> **TO BE DONE**
Without altering anything, repeat each of the records.

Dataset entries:
========
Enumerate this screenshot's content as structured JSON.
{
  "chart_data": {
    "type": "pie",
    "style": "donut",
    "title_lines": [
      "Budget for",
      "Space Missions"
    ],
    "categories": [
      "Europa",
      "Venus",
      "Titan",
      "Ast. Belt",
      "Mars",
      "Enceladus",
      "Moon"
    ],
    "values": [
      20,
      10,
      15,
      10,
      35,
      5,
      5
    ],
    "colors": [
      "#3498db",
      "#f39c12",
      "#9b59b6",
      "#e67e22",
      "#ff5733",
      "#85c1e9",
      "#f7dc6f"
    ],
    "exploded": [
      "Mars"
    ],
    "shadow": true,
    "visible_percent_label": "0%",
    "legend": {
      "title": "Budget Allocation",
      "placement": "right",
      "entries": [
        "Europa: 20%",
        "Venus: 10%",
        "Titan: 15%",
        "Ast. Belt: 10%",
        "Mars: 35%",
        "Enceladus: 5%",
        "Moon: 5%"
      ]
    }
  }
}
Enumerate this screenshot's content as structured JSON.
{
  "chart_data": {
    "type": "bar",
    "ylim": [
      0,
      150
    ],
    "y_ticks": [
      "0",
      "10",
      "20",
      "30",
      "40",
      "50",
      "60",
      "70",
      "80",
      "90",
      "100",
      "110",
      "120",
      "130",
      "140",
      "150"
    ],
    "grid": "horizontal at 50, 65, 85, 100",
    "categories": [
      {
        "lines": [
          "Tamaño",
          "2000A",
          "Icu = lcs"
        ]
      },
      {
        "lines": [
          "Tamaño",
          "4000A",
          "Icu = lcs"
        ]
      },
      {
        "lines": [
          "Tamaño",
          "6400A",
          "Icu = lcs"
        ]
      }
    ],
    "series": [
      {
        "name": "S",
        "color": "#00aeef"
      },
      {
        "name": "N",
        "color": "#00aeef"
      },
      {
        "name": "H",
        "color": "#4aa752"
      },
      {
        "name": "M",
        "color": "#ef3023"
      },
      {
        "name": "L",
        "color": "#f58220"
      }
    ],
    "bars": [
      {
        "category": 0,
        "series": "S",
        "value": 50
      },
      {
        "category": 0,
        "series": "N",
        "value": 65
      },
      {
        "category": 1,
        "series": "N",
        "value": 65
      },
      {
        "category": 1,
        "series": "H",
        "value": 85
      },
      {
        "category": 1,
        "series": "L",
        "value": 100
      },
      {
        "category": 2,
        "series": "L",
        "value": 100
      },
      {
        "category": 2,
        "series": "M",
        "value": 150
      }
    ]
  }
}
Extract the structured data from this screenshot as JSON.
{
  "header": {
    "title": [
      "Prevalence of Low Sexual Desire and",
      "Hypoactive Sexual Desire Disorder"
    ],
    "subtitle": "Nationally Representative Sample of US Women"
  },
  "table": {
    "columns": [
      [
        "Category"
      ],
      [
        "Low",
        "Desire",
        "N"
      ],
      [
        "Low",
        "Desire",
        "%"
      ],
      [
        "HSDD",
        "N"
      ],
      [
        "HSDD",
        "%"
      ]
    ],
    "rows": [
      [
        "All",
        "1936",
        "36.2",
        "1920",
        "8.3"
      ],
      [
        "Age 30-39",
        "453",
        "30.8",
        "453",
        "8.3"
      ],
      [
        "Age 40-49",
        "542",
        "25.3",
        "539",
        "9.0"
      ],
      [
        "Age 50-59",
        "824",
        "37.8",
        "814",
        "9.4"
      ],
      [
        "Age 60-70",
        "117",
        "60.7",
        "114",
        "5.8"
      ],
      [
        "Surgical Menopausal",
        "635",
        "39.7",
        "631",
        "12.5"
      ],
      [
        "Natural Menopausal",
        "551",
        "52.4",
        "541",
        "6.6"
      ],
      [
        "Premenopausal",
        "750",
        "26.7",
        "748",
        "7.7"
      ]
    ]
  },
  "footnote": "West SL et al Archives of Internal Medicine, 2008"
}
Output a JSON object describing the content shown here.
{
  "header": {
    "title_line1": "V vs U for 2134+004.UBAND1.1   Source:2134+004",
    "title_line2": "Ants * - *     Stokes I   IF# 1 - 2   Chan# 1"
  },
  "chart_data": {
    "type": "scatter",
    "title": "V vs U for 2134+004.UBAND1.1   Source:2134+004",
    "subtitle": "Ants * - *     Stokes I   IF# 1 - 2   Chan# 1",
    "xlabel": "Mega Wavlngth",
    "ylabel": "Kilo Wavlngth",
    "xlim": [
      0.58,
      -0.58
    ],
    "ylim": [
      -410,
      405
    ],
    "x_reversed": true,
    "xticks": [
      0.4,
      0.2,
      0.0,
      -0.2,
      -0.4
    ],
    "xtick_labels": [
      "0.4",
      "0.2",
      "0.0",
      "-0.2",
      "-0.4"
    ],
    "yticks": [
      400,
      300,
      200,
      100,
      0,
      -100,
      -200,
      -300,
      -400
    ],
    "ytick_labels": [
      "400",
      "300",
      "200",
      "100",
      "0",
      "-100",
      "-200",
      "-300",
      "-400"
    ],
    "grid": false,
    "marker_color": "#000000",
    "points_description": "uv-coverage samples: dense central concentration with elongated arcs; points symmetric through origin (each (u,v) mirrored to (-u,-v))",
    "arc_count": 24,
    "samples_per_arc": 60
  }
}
========
> **SOLUTION TO THE PROBLEM**
Enumerate this screenshot's content as structured JSON.
{
  "chart_data": {
    "type": "pie",
    "style": "donut",
    "title_lines": [
      "Budget for",
      "Space Missions"
    ],
    "categories": [
      "Europa",
      "Venus",
      "Titan",
      "Ast. Belt",
      "Mars",
      "Enceladus",
      "Moon"
    ],
    "values": [
      20,
      10,
      15,
      10,
      35,
      5,
      5
    ],
    "colors": [
      "#3498db",
      "#f39c12",
      "#9b59b6",
      "#e67e22",
      "#ff5733",
      "#85c1e9",
      "#f7dc6f"
    ],
    "exploded": [
      "Mars"
    ],
    "shadow": true,
    "visible_percent_label": "0%",
    "legend": {
      "title": "Budget Allocation",
      "placement": "right",
      "entries": [
        "Europa: 20%",
        "Venus: 10%",
        "Titan: 15%",
        "Ast. Belt: 10%",
        "Mars: 35%",
        "Enceladus: 5%",
        "Moon: 5%"
      ]
    }
  }
}
Enumerate this screenshot's content as structured JSON.
{
  "chart_data": {
    "type": "bar",
    "ylim": [
      0,
      150
    ],
    "y_ticks": [
      "0",
      "10",
      "20",
      "30",
      "40",
      "50",
      "60",
      "70",
      "80",
      "90",
      "100",
      "110",
      "120",
      "130",
      "140",
      "150"
    ],
    "grid": "horizontal at 50, 65, 85, 100",
    "categories": [
      {
        "lines": [
          "Tamaño",
          "2000A",
          "Icu = lcs"
        ]
      },
      {
        "lines": [
          "Tamaño",
          "4000A",
          "Icu = lcs"
        ]
      },
      {
        "lines": [
          "Tamaño",
          "6400A",
          "Icu = lcs"
        ]
      }
    ],
    "series": [
      {
        "name": "S",
        "color": "#00aeef"
      },
      {
        "name": "N",
        "color": "#00aeef"
      },
      {
        "name": "H",
        "color": "#4aa752"
      },
      {
        "name": "M",
        "color": "#ef3023"
      },
      {
        "name": "L",
        "color": "#f58220"
      }
    ],
    "bars": [
      {
        "category": 0,
        "series": "S",
        "value": 50
      },
      {
        "category": 0,
        "series": "N",
        "value": 65
      },
      {
        "category": 1,
        "series": "N",
        "value": 65
      },
      {
        "category": 1,
        "series": "H",
        "value": 85
      },
      {
        "category": 1,
        "series": "L",
        "value": 100
      },
      {
        "category": 2,
        "series": "L",
        "value": 100
      },
      {
        "category": 2,
        "series": "M",
        "value": 150
      }
    ]
  }
}
Extract the structured data from this screenshot as JSON.
{
  "header": {
    "title": [
      "Prevalence of Low Sexual Desire and",
      "Hypoactive Sexual Desire Disorder"
    ],
    "subtitle": "Nationally Representative Sample of US Women"
  },
  "table": {
    "columns": [
      [
        "Category"
      ],
      [
        "Low",
        "Desire",
        "N"
      ],
      [
        "Low",
        "Desire",
        "%"
      ],
      [
        "HSDD",
        "N"
      ],
      [
        "HSDD",
        "%"
      ]
    ],
    "rows": [
      [
        "All",
        "1936",
        "36.2",
        "1920",
        "8.3"
      ],
      [
        "Age 30-39",
        "453",
        "30.8",
        "453",
        "8.3"
      ],
      [
        "Age 40-49",
        "542",
        "25.3",
        "539",
        "9.0"
      ],
      [
        "Age 50-59",
        "824",
        "37.8",
        "814",
        "9.4"
      ],
      [
        "Age 60-70",
        "117",
        "60.7",
        "114",
        "5.8"
      ],
      [
        "Surgical Menopausal",
        "635",
        "39.7",
        "631",
        "12.5"
      ],
      [
        "Natural Menopausal",
        "551",
        "52.4",
        "541",
        "6.6"
      ],
      [
        "Premenopausal",
        "750",
        "26.7",
        "748",
        "7.7"
      ]
    ]
  },
  "footnote": "West SL et al Archives of Internal Medicine, 2008"
}
Output a JSON object describing the content shown here.
{
  "header": {
    "title_line1": "V vs U for 2134+004.UBAND1.1   Source:2134+004",
    "title_line2": "Ants * - *     Stokes I   IF# 1 - 2   Chan# 1"
  },
  "chart_data": {
    "type": "scatter",
    "title": "V vs U for 2134+004.UBAND1.1   Source:2134+004",
    "subtitle": "Ants * - *     Stokes I   IF# 1 - 2   Chan# 1",
    "xlabel": "Mega Wavlngth",
    "ylabel": "Kilo Wavlngth",
    "xlim": [
      0.58,
      -0.58
    ],
    "ylim": [
      -410,
      405
    ],
    "x_reversed": true,
    "xticks": [
      0.4,
      0.2,
      0.0,
      -0.2,
      -0.4
    ],
    "xtick_labels": [
      "0.4",
      "0.2",
      "0.0",
      "-0.2",
      "-0.4"
    ],
    "yticks": [
      400,
      300,
      200,
      100,
      0,
      -100,
      -200,
      -300,
      -400
    ],
    "ytick_labels": [
      "400",
      "300",
      "200",
      "100",
      "0",
      "-100",
      "-200",
      "-300",
      "-400"
    ],
    "grid": false,
    "marker_color": "#000000",
    "points_description": "uv-coverage samples: dense central concentration with elongated arcs; points symmetric through origin (each (u,v) mirrored to (-u,-v))",
    "arc_count": 24,
    "samples_per_arc": 60
  }
}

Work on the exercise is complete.